映像の全体に行き渡る、その痛々しいほどの「母親に対する愛情への飢餓感」は、いったい何が生じさせたものなのか。
その種の部分に触れることで、素通りできない問題や痛みの絡まりを解いていきたい。

 

母(ルミ子)と娘(清佳)のような、何か大切なものが欠けた親子関係にあるとき、それぞれが救いを必要とするならば、それぞれに、受けてきた「マルトリートメント」の存在が隠れているであろうことに、まず気づくことである。

 

「マルトリートメント」という言葉はご存知だろうか。
虐待よりも広い概念で、「大人の、子どもに対する不適切な関わり」を意味している。

子どもへの虐待には、身体的虐待、性的虐待、ネグレクト、および心理的虐待などがあるが、ここでフォーカスするのは、心理的虐待。そして心理的マルトリートメントだ。

 

心理的虐待とは、言葉による脅し、無視、きょうだい間での差別的な扱い、ドメスティック・バイオレンス(DV)を見せるなどにより、子どもに心理的な傷を負わせる行為をいう。

 

「子どもに心理的な傷を負わせる」とは、どういったことか。

 

たとえば、「子どもに恐怖心を植えつける」「子どもの自尊心や尊厳を踏みにじる」「子どもの自己肯定感を損なう」「子どもの存在意義や自己価値を脅かす」ことなどが考えられる。

データ部分:

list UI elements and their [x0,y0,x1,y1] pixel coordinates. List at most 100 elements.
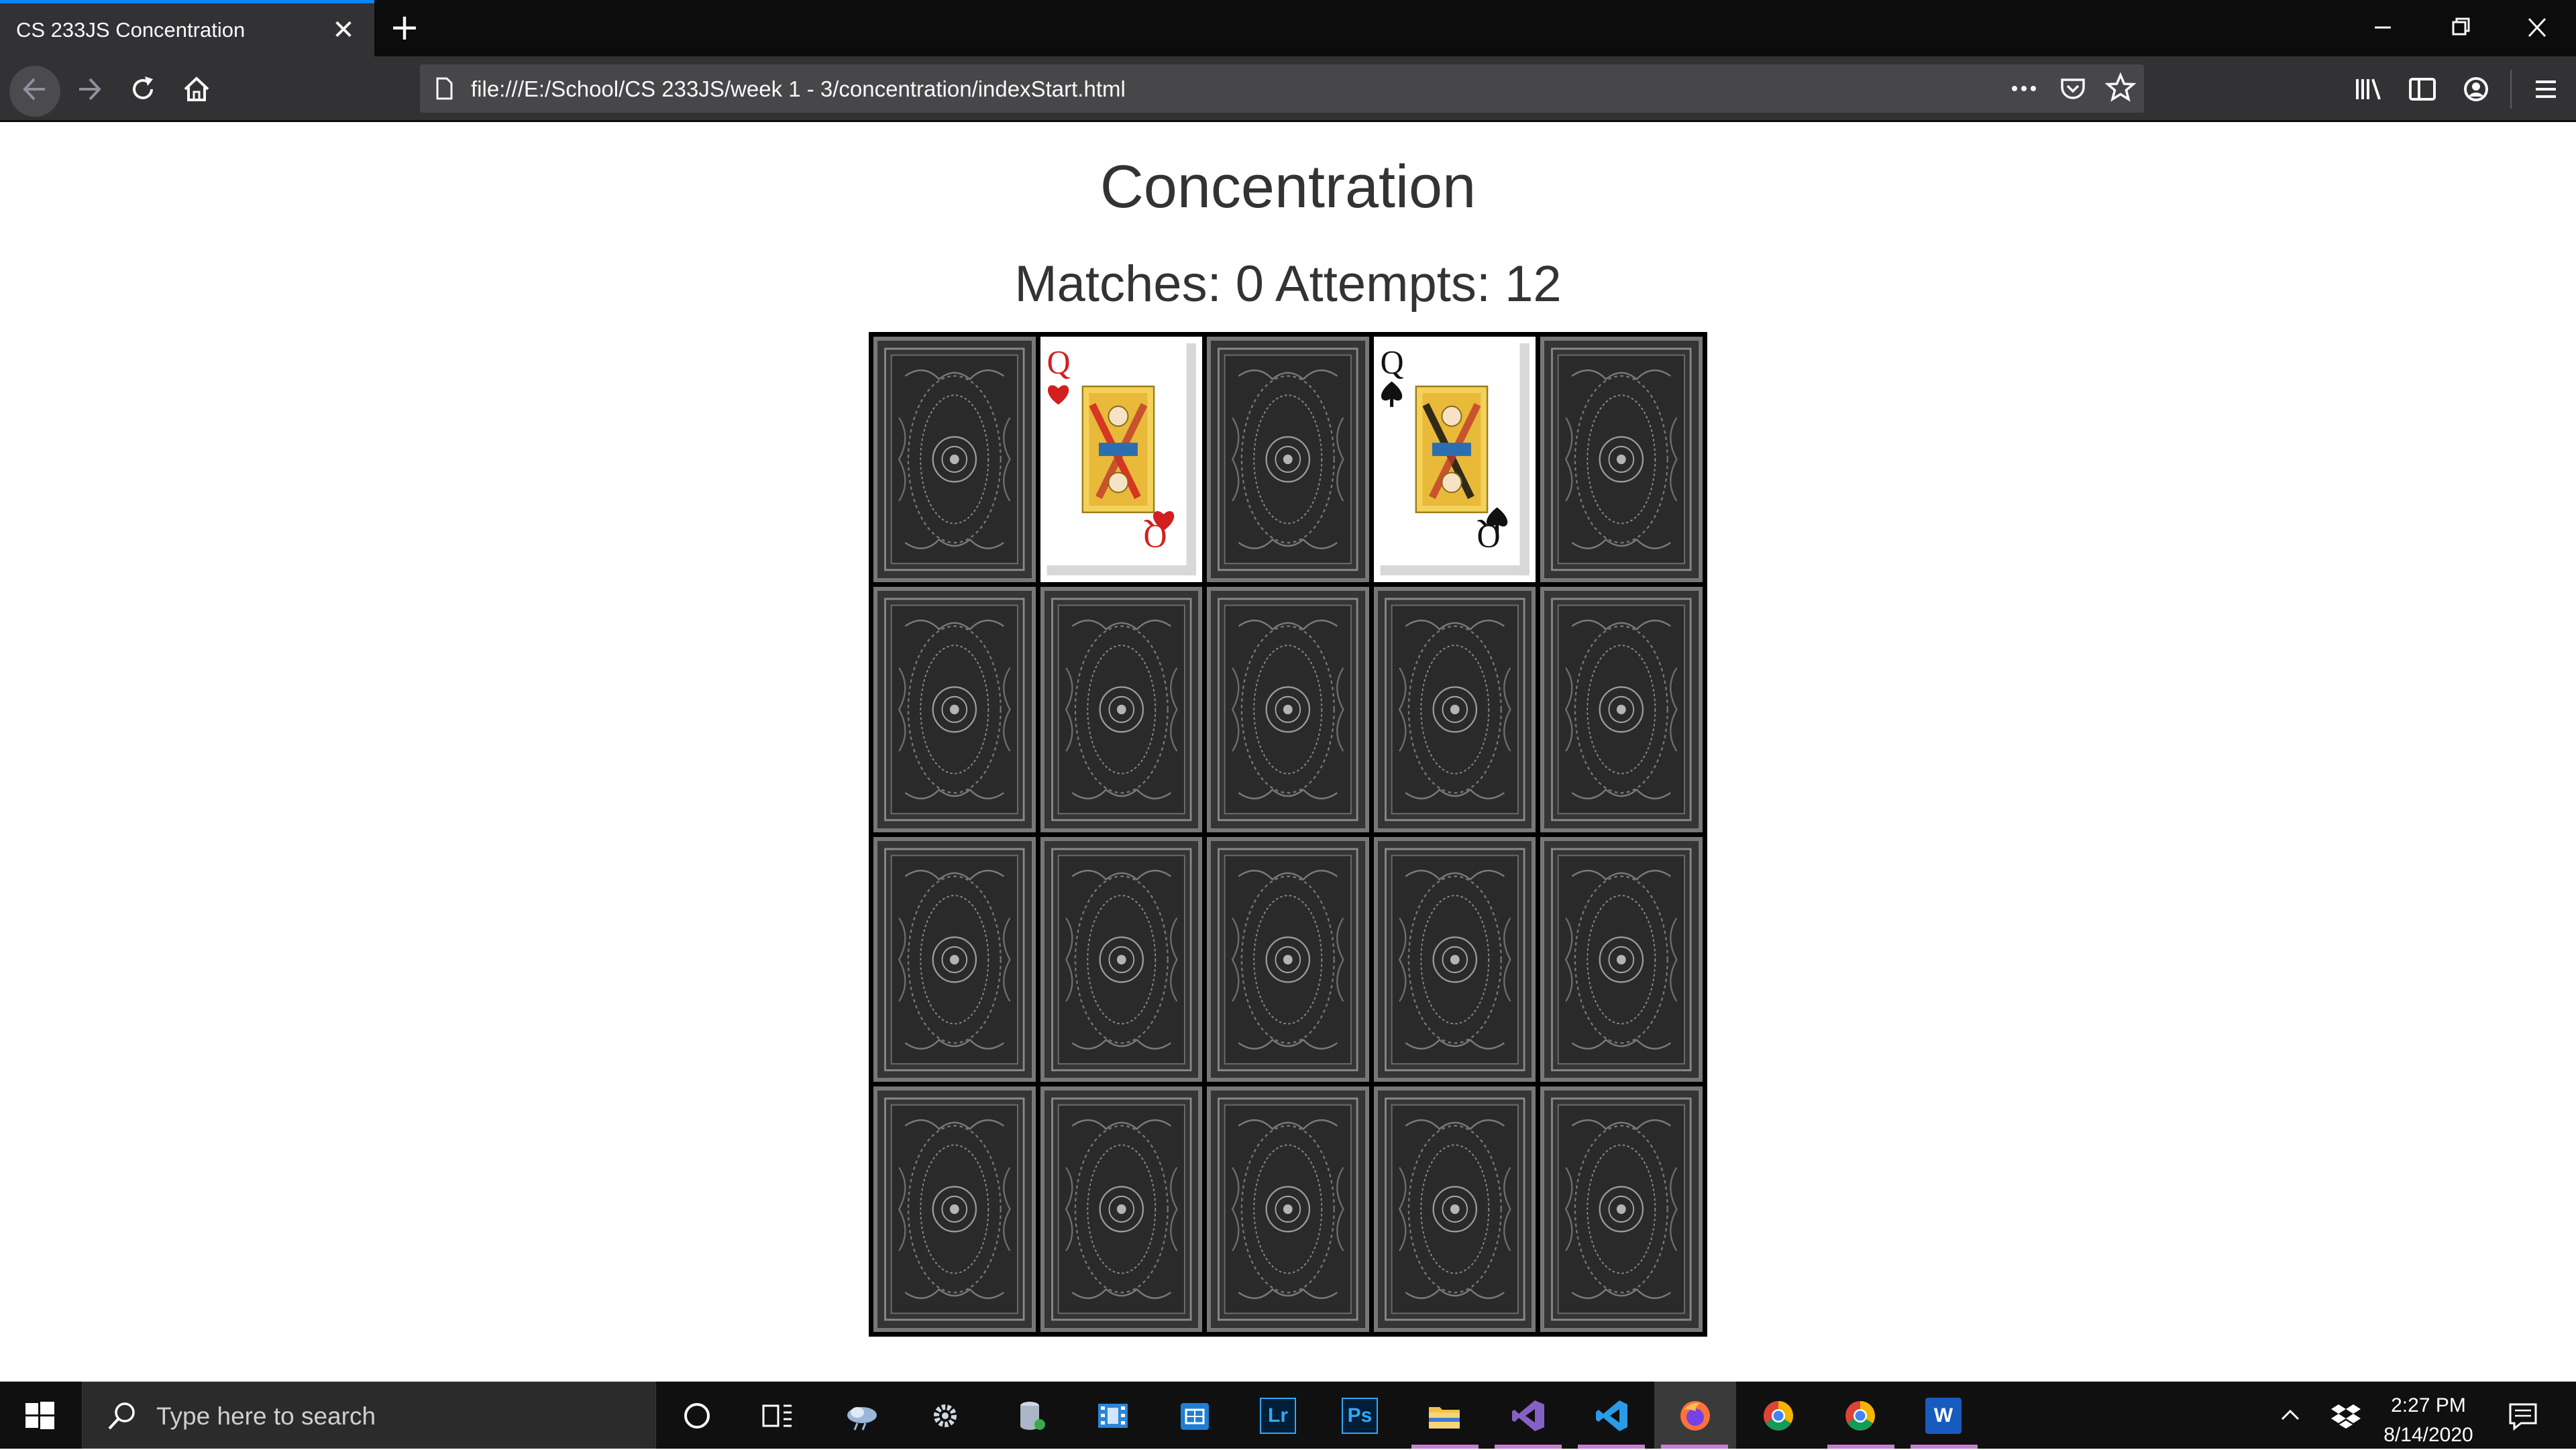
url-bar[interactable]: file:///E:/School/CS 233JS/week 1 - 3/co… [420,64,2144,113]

課題の内容: 抜粋本文から、「その種の部分に触れることで、素通りできない問題や痛みの絡まりを解いていきたい。」を含む語句で始まり「心理的マルトリートメントだ。」で終わる部分を、一字一句変えずに書き写して返してください。 このデータは使わなくてもかまいません。

回答:
その種の部分に触れることで、素通りできない問題や痛みの絡まりを解いていきたい。

 

母(ルミ子)と娘(清佳)のような、何か大切なものが欠けた親子関係にあるとき、それぞれが救いを必要とするならば、それぞれに、受けてきた「マルトリートメント」の存在が隠れているであろうことに、まず気づくことである。

 

「マルトリートメント」という言葉はご存知だろうか。
虐待よりも広い概念で、「大人の、子どもに対する不適切な関わり」を意味している。

子どもへの虐待には、身体的虐待、性的虐待、ネグレクト、および心理的虐待などがあるが、ここでフォーカスするのは、心理的虐待。そして心理的マルトリートメントだ。